Restate every entry word for word.

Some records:
## start

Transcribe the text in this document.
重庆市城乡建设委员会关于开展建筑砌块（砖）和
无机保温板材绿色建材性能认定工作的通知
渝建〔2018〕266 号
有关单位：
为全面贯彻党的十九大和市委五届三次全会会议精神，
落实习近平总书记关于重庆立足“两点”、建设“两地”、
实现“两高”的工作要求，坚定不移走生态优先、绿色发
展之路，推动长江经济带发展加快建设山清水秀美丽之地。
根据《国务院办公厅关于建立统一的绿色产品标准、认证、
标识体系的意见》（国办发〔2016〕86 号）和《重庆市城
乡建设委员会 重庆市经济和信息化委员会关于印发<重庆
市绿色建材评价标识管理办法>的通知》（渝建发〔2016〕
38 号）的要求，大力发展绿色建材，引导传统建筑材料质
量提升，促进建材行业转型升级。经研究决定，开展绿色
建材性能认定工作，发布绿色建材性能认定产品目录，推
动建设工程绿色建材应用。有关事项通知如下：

## end

— Reply to the exercise —
Transcribe the text in this document.
重庆市城乡建设委员会关于开展建筑砌块（砖）和
无机保温板材绿色建材性能认定工作的通知
渝建〔2018〕266 号
有关单位：
为全面贯彻党的十九大和市委五届三次全会会议精神，
落实习近平总书记关于重庆立足“两点”、建设“两地”、
实现“两高”的工作要求，坚定不移走生态优先、绿色发
展之路，推动长江经济带发展加快建设山清水秀美丽之地。
根据《国务院办公厅关于建立统一的绿色产品标准、认证、
标识体系的意见》（国办发〔2016〕86 号）和《重庆市城
乡建设委员会 重庆市经济和信息化委员会关于印发<重庆
市绿色建材评价标识管理办法>的通知》（渝建发〔2016〕
38 号）的要求，大力发展绿色建材，引导传统建筑材料质
量提升，促进建材行业转型升级。经研究决定，开展绿色
建材性能认定工作，发布绿色建材性能认定产品目录，推
动建设工程绿色建材应用。有关事项通知如下：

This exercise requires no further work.